(Entries from a dataset)
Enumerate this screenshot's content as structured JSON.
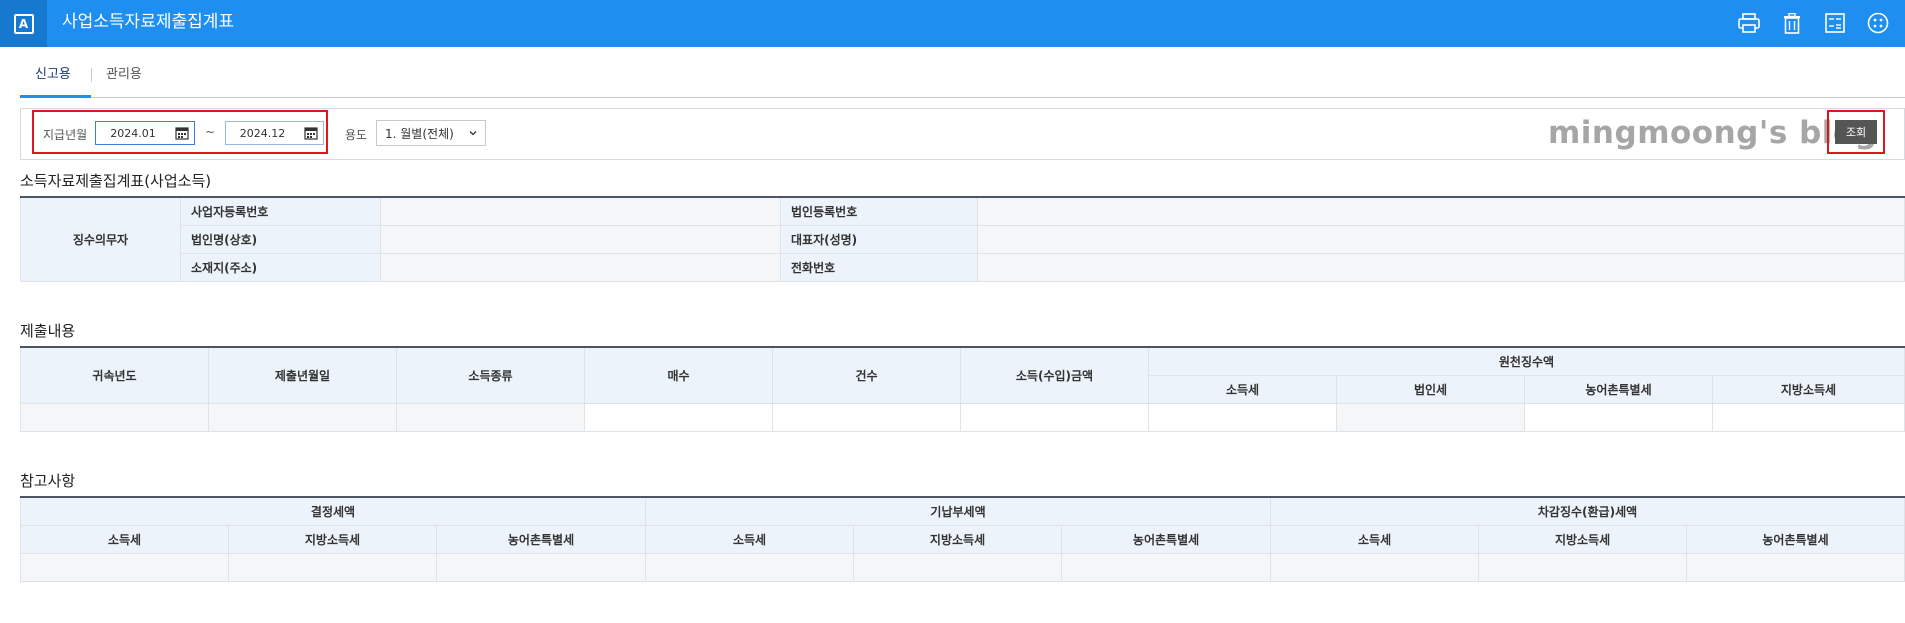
{
  "header": {
    "app_badge": "A",
    "title": "사업소득자료제출집계표",
    "icons": [
      "print-icon",
      "trash-icon",
      "calculator-icon",
      "grid-icon"
    ]
  },
  "tabs": [
    {
      "label": "신고용",
      "active": true
    },
    {
      "label": "관리용",
      "active": false
    }
  ],
  "search": {
    "period_label": "지급년월",
    "from": "2024.01",
    "tilde": "~",
    "to": "2024.12",
    "usage_label": "용도",
    "usage_value": "1. 월별(전체)",
    "watermark": "mingmoong's blog",
    "search_button": "조회"
  },
  "section1": {
    "title": "소득자료제출집계표(사업소득)",
    "group_label": "징수의무자",
    "row1_left": "사업자등록번호",
    "row1_right": "법인등록번호",
    "row2_left": "법인명(상호)",
    "row2_right": "대표자(성명)",
    "row3_left": "소재지(주소)",
    "row3_right": "전화번호"
  },
  "section2": {
    "title": "제출내용",
    "headers": [
      "귀속년도",
      "제출년월일",
      "소득종류",
      "매수",
      "건수",
      "소득(수입)금액"
    ],
    "group_header": "원천징수액",
    "sub_headers": [
      "소득세",
      "법인세",
      "농어촌특별세",
      "지방소득세"
    ]
  },
  "section3": {
    "title": "참고사항",
    "groups": [
      "결정세액",
      "기납부세액",
      "차감징수(환급)세액"
    ],
    "sub_headers": [
      "소득세",
      "지방소득세",
      "농어촌특별세"
    ]
  },
  "colors": {
    "topbar": "#1e8ff0",
    "header_cell": "#edf3fa",
    "highlight": "#e0161d"
  }
}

— SHORT TASK —
What is needed is an exact reproduction of the data, pictures excluded.

— TASK SOLUTION —
Enumerate this screenshot's content as structured JSON.
{
  "header": {
    "app_badge": "A",
    "title": "사업소득자료제출집계표",
    "icons": [
      "print-icon",
      "trash-icon",
      "calculator-icon",
      "grid-icon"
    ]
  },
  "tabs": [
    {
      "label": "신고용",
      "active": true
    },
    {
      "label": "관리용",
      "active": false
    }
  ],
  "search": {
    "period_label": "지급년월",
    "from": "2024.01",
    "tilde": "~",
    "to": "2024.12",
    "usage_label": "용도",
    "usage_value": "1. 월별(전체)",
    "watermark": "mingmoong's blog",
    "search_button": "조회"
  },
  "section1": {
    "title": "소득자료제출집계표(사업소득)",
    "group_label": "징수의무자",
    "row1_left": "사업자등록번호",
    "row1_right": "법인등록번호",
    "row2_left": "법인명(상호)",
    "row2_right": "대표자(성명)",
    "row3_left": "소재지(주소)",
    "row3_right": "전화번호"
  },
  "section2": {
    "title": "제출내용",
    "headers": [
      "귀속년도",
      "제출년월일",
      "소득종류",
      "매수",
      "건수",
      "소득(수입)금액"
    ],
    "group_header": "원천징수액",
    "sub_headers": [
      "소득세",
      "법인세",
      "농어촌특별세",
      "지방소득세"
    ]
  },
  "section3": {
    "title": "참고사항",
    "groups": [
      "결정세액",
      "기납부세액",
      "차감징수(환급)세액"
    ],
    "sub_headers": [
      "소득세",
      "지방소득세",
      "농어촌특별세"
    ]
  },
  "colors": {
    "topbar": "#1e8ff0",
    "header_cell": "#edf3fa",
    "highlight": "#e0161d"
  }
}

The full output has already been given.